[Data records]
○ ○ ○ ○ ○ ○ ○

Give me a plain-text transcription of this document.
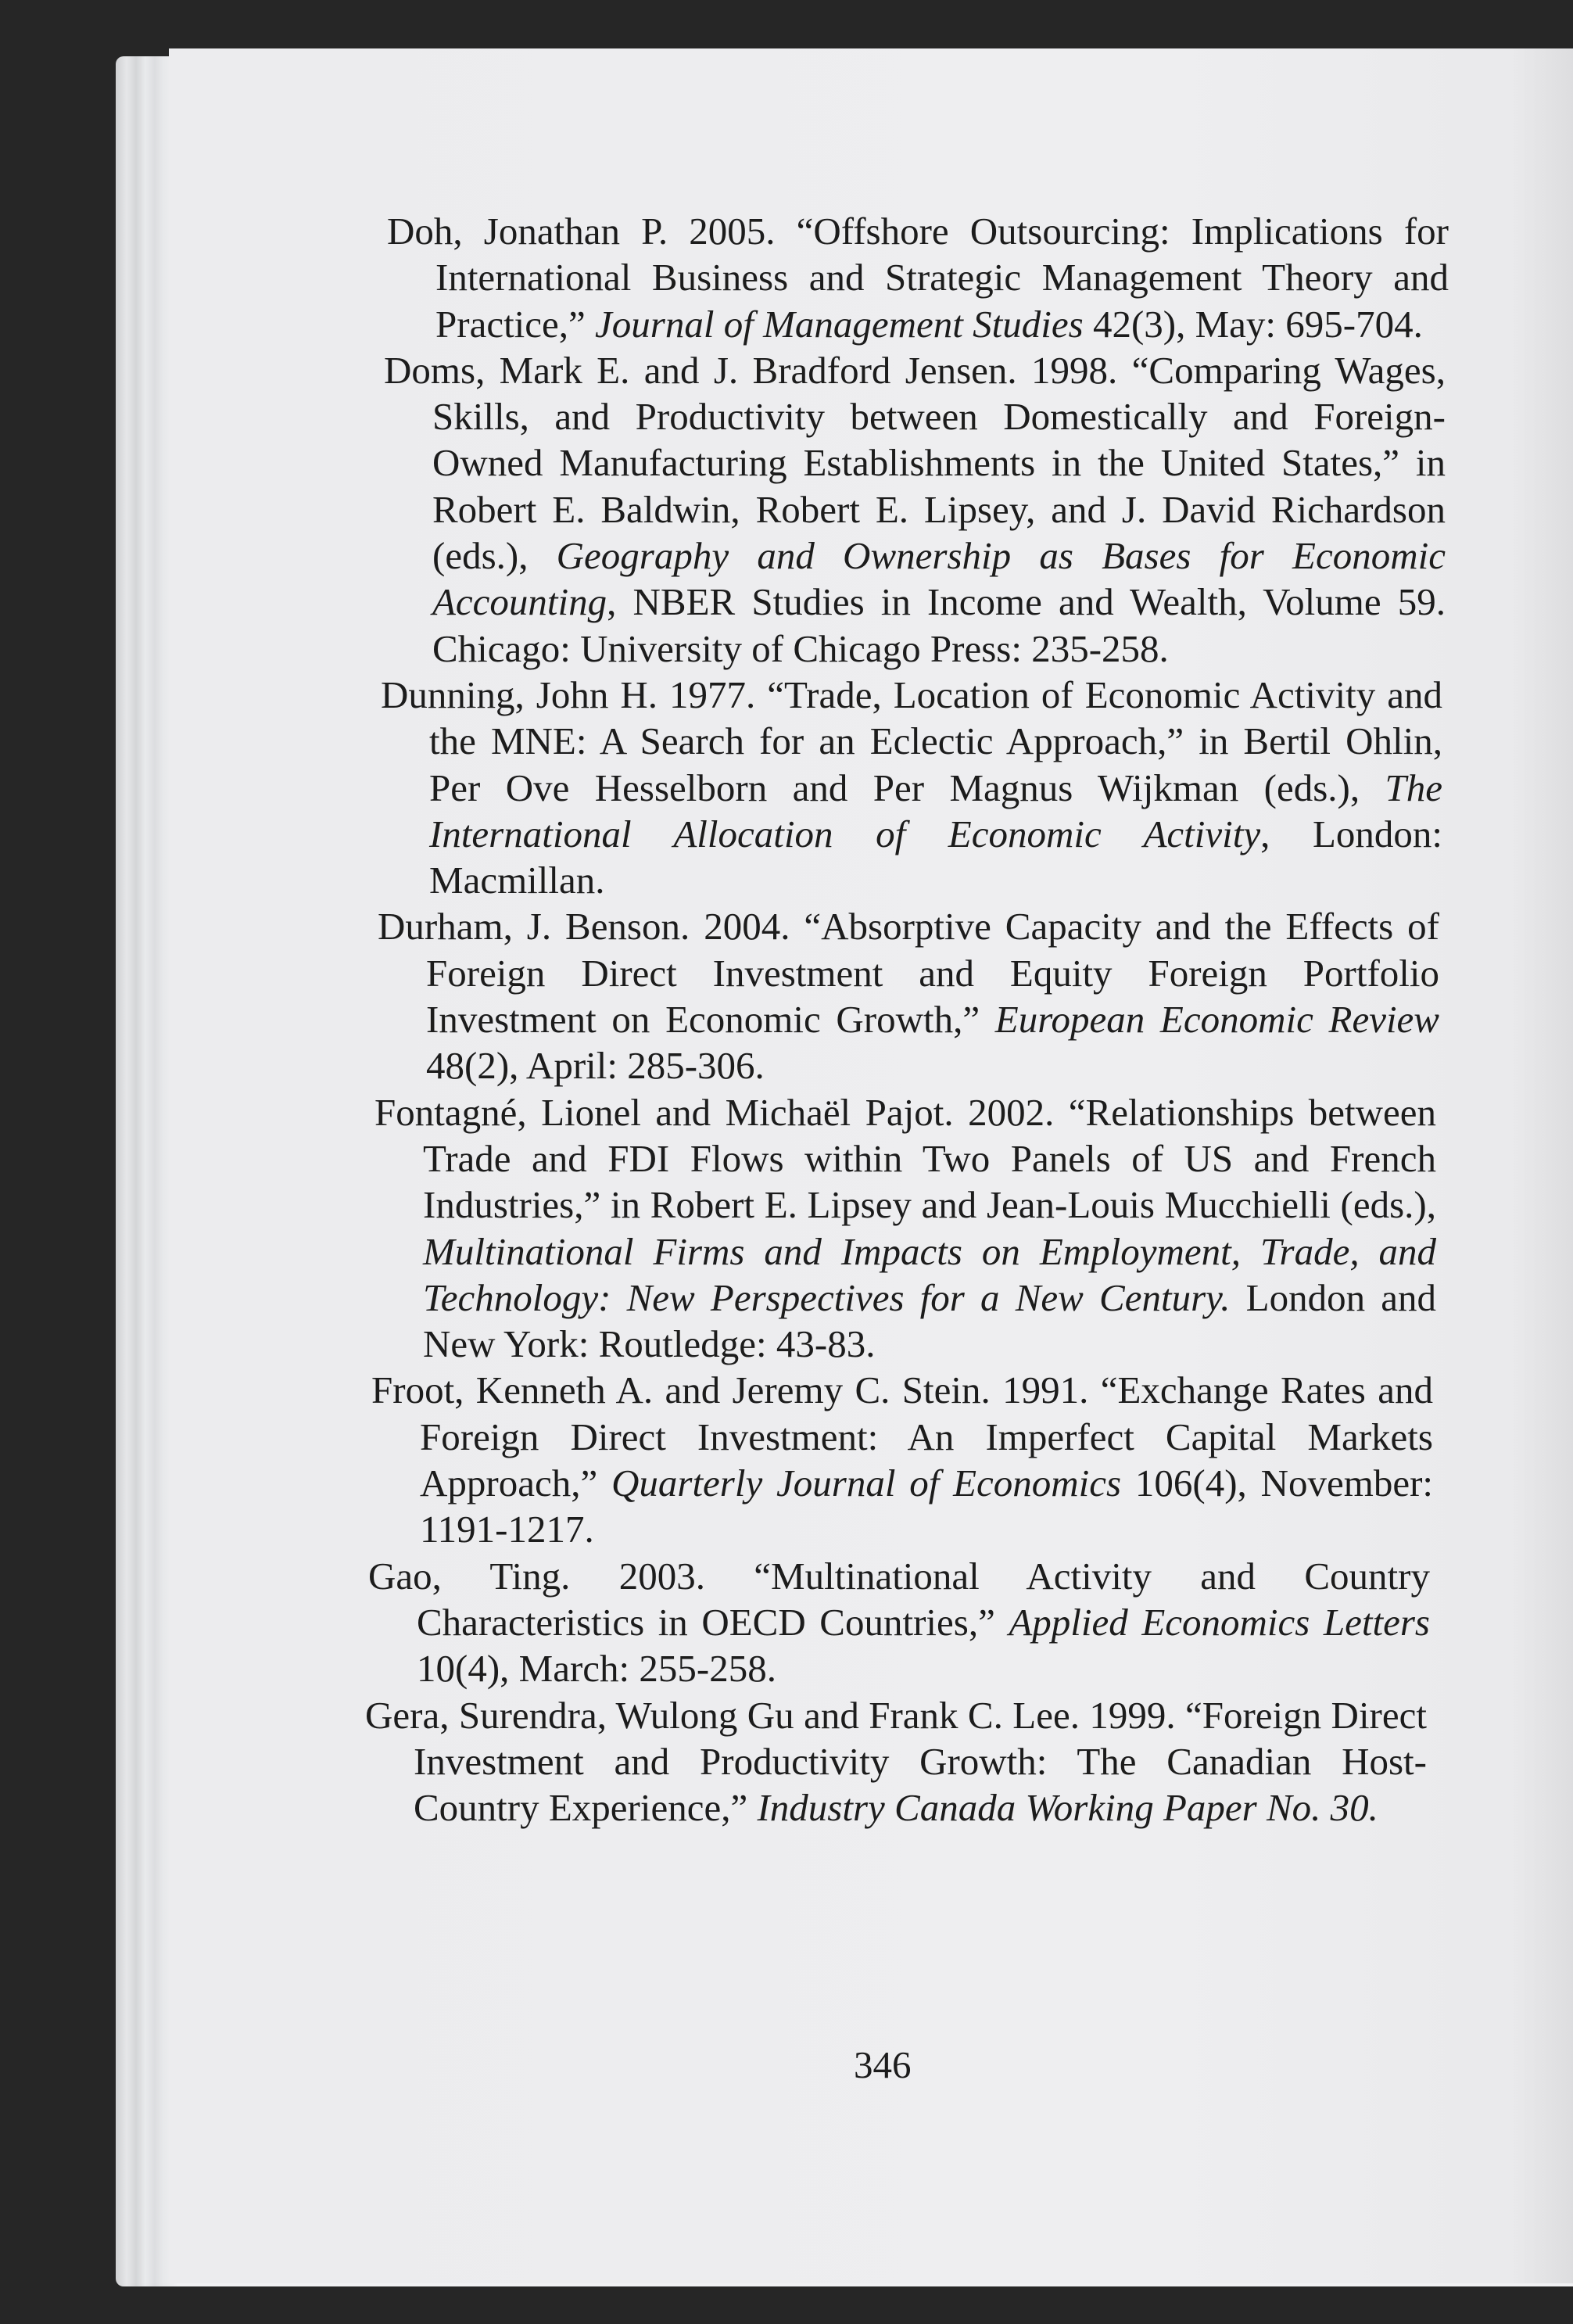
Doh, Jonathan P. 2005. “Offshore Outsourcing: Implications for International Business and Strategic Management Theory and Practice,” Journal of Management Studies 42(3), May: 695-704.
Doms, Mark E. and J. Bradford Jensen. 1998. “Comparing Wages, Skills, and Productivity between Domestically and Foreign-Owned Manufacturing Establishments in the United States,” in Robert E. Baldwin, Robert E. Lipsey, and J. David Richardson (eds.), Geography and Ownership as Bases for Economic Accounting, NBER Studies in Income and Wealth, Volume 59. Chicago: University of Chicago Press: 235-258.
Dunning, John H. 1977. “Trade, Location of Economic Activity and the MNE: A Search for an Eclectic Approach,” in Bertil Ohlin, Per Ove Hesselborn and Per Magnus Wijkman (eds.), The International Allocation of Economic Activity, London: Macmillan.
Durham, J. Benson. 2004. “Absorptive Capacity and the Effects of Foreign Direct Investment and Equity Foreign Portfolio Investment on Economic Growth,” European Economic Review 48(2), April: 285-306.
Fontagné, Lionel and Michaël Pajot. 2002. “Relationships between Trade and FDI Flows within Two Panels of US and French Industries,” in Robert E. Lipsey and Jean-Louis Mucchielli (eds.), Multinational Firms and Impacts on Employment, Trade, and Technology: New Perspectives for a New Century. London and New York: Routledge: 43-83.
Froot, Kenneth A. and Jeremy C. Stein. 1991. “Exchange Rates and Foreign Direct Investment: An Imperfect Capital Markets Approach,” Quarterly Journal of Economics 106(4), November: 1191-1217.
Gao, Ting. 2003. “Multinational Activity and Country Characteristics in OECD Countries,” Applied Economics Letters 10(4), March: 255-258.
Gera, Surendra, Wulong Gu and Frank C. Lee. 1999. “Foreign Direct Investment and Productivity Growth: The Canadian Host-Country Experience,” Industry Canada Working Paper No. 30.
346
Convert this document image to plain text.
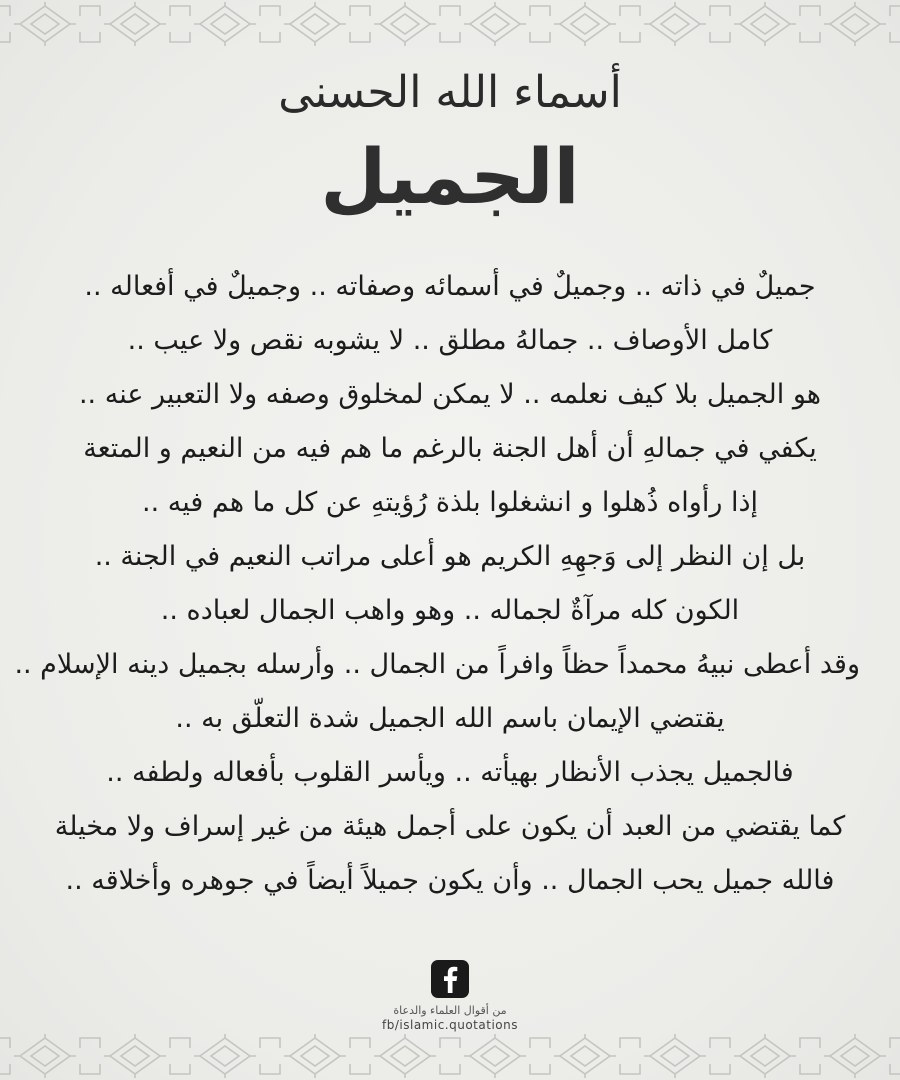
أسماء الله الحسنى
الجميل
جميلٌ في ذاته .. وجميلٌ في أسمائه وصفاته .. وجميلٌ في أفعاله ..
كامل الأوصاف .. جمالهُ مطلق .. لا يشوبه نقص ولا عيب ..
هو الجميل بلا كيف نعلمه .. لا يمكن لمخلوق وصفه ولا التعبير عنه ..
يكفي في جمالهِ أن أهل الجنة بالرغم ما هم فيه من النعيم و المتعة
إذا رأواه ذُهلوا و انشغلوا بلذة رُؤيتهِ عن كل ما هم فيه ..
بل إن النظر إلى وَجهِهِ الكريم هو أعلى مراتب النعيم في الجنة ..
الكون كله مرآةٌ لجماله .. وهو واهب الجمال لعباده ..
وقد أعطى نبيهُ محمداً حظاً وافراً من الجمال .. وأرسله بجميل دينه الإسلام ..
يقتضي الإيمان باسم الله الجميل شدة التعلّق به ..
فالجميل يجذب الأنظار بهيأته .. ويأسر القلوب بأفعاله ولطفه ..
كما يقتضي من العبد أن يكون على أجمل هيئة من غير إسراف ولا مخيلة
فالله جميل يحب الجمال .. وأن يكون جميلاً أيضاً في جوهره وأخلاقه ..
من أقوال العلماء والدعاة
fb/islamic.quotations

○ ○ ○ ○ ○ ○ ○

Task »
From the material above, copy everything exactly but the pictures.

Result »
Give me a plain-text transcription of this document.
Doh, Jonathan P. 2005. “Offshore Outsourcing: Implications for International Business and Strategic Management Theory and Practice,” Journal of Management Studies 42(3), May: 695-704.
Doms, Mark E. and J. Bradford Jensen. 1998. “Comparing Wages, Skills, and Productivity between Domestically and Foreign-Owned Manufacturing Establishments in the United States,” in Robert E. Baldwin, Robert E. Lipsey, and J. David Richardson (eds.), Geography and Ownership as Bases for Economic Accounting, NBER Studies in Income and Wealth, Volume 59. Chicago: University of Chicago Press: 235-258.
Dunning, John H. 1977. “Trade, Location of Economic Activity and the MNE: A Search for an Eclectic Approach,” in Bertil Ohlin, Per Ove Hesselborn and Per Magnus Wijkman (eds.), The International Allocation of Economic Activity, London: Macmillan.
Durham, J. Benson. 2004. “Absorptive Capacity and the Effects of Foreign Direct Investment and Equity Foreign Portfolio Investment on Economic Growth,” European Economic Review 48(2), April: 285-306.
Fontagné, Lionel and Michaël Pajot. 2002. “Relationships between Trade and FDI Flows within Two Panels of US and French Industries,” in Robert E. Lipsey and Jean-Louis Mucchielli (eds.), Multinational Firms and Impacts on Employment, Trade, and Technology: New Perspectives for a New Century. London and New York: Routledge: 43-83.
Froot, Kenneth A. and Jeremy C. Stein. 1991. “Exchange Rates and Foreign Direct Investment: An Imperfect Capital Markets Approach,” Quarterly Journal of Economics 106(4), November: 1191-1217.
Gao, Ting. 2003. “Multinational Activity and Country Characteristics in OECD Countries,” Applied Economics Letters 10(4), March: 255-258.
Gera, Surendra, Wulong Gu and Frank C. Lee. 1999. “Foreign Direct Investment and Productivity Growth: The Canadian Host-Country Experience,” Industry Canada Working Paper No. 30.
346
Convert this document image to plain text.
أسماء الله الحسنى
الجميل
جميلٌ في ذاته .. وجميلٌ في أسمائه وصفاته .. وجميلٌ في أفعاله ..
كامل الأوصاف .. جمالهُ مطلق .. لا يشوبه نقص ولا عيب ..
هو الجميل بلا كيف نعلمه .. لا يمكن لمخلوق وصفه ولا التعبير عنه ..
يكفي في جمالهِ أن أهل الجنة بالرغم ما هم فيه من النعيم و المتعة
إذا رأواه ذُهلوا و انشغلوا بلذة رُؤيتهِ عن كل ما هم فيه ..
بل إن النظر إلى وَجهِهِ الكريم هو أعلى مراتب النعيم في الجنة ..
الكون كله مرآةٌ لجماله .. وهو واهب الجمال لعباده ..
وقد أعطى نبيهُ محمداً حظاً وافراً من الجمال .. وأرسله بجميل دينه الإسلام ..
يقتضي الإيمان باسم الله الجميل شدة التعلّق به ..
فالجميل يجذب الأنظار بهيأته .. ويأسر القلوب بأفعاله ولطفه ..
كما يقتضي من العبد أن يكون على أجمل هيئة من غير إسراف ولا مخيلة
فالله جميل يحب الجمال .. وأن يكون جميلاً أيضاً في جوهره وأخلاقه ..
من أقوال العلماء والدعاة
fb/islamic.quotations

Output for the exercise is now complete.